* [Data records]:
____________________

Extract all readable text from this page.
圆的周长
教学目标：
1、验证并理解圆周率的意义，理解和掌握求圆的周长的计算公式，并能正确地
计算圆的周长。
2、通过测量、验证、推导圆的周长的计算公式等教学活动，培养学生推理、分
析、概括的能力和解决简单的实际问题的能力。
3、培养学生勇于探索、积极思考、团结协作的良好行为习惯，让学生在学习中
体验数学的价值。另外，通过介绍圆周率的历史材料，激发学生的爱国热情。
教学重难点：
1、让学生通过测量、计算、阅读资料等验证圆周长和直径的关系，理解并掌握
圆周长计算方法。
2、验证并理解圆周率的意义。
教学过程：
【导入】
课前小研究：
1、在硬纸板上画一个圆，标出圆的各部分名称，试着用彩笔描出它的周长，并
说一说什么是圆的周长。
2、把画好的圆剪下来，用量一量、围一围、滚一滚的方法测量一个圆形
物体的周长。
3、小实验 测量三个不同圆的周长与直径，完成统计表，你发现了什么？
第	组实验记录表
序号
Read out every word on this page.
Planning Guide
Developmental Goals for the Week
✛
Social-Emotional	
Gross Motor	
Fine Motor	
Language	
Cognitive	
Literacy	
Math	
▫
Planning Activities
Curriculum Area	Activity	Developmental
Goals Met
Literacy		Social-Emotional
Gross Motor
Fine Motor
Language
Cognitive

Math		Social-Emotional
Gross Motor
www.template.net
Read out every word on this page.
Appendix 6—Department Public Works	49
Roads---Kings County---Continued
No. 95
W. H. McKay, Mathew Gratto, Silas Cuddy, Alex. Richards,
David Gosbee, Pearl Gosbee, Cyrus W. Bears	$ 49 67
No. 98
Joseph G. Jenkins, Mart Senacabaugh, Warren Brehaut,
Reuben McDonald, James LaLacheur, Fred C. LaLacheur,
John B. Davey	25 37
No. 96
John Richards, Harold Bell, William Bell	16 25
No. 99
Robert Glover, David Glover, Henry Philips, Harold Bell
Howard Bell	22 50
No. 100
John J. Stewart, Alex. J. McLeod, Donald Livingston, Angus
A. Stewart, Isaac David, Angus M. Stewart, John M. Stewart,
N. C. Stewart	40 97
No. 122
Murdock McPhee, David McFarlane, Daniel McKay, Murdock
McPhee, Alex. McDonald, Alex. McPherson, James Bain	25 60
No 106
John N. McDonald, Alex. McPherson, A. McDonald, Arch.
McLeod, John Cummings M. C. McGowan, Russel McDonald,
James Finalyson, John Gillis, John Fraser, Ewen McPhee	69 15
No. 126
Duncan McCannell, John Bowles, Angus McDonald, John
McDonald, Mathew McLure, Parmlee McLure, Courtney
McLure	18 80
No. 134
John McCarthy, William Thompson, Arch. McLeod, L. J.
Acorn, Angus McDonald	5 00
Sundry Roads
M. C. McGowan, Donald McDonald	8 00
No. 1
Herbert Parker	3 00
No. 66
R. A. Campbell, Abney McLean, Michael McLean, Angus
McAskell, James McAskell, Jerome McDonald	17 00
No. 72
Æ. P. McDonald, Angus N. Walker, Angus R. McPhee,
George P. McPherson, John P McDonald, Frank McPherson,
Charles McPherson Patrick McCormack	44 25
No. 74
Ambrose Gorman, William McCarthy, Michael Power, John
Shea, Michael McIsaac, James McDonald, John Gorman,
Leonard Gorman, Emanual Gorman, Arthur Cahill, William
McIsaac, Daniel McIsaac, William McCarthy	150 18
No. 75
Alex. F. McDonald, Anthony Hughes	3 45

____________________

* [Exercise goal]:
Pick out and copy the lines of the entries that hold the string "Daniel".

* [Output of the exercise]:
Murdock McPhee, David McFarlane, Daniel McKay, Murdock
McIsaac, Daniel McIsaac, William McCarthy	150 18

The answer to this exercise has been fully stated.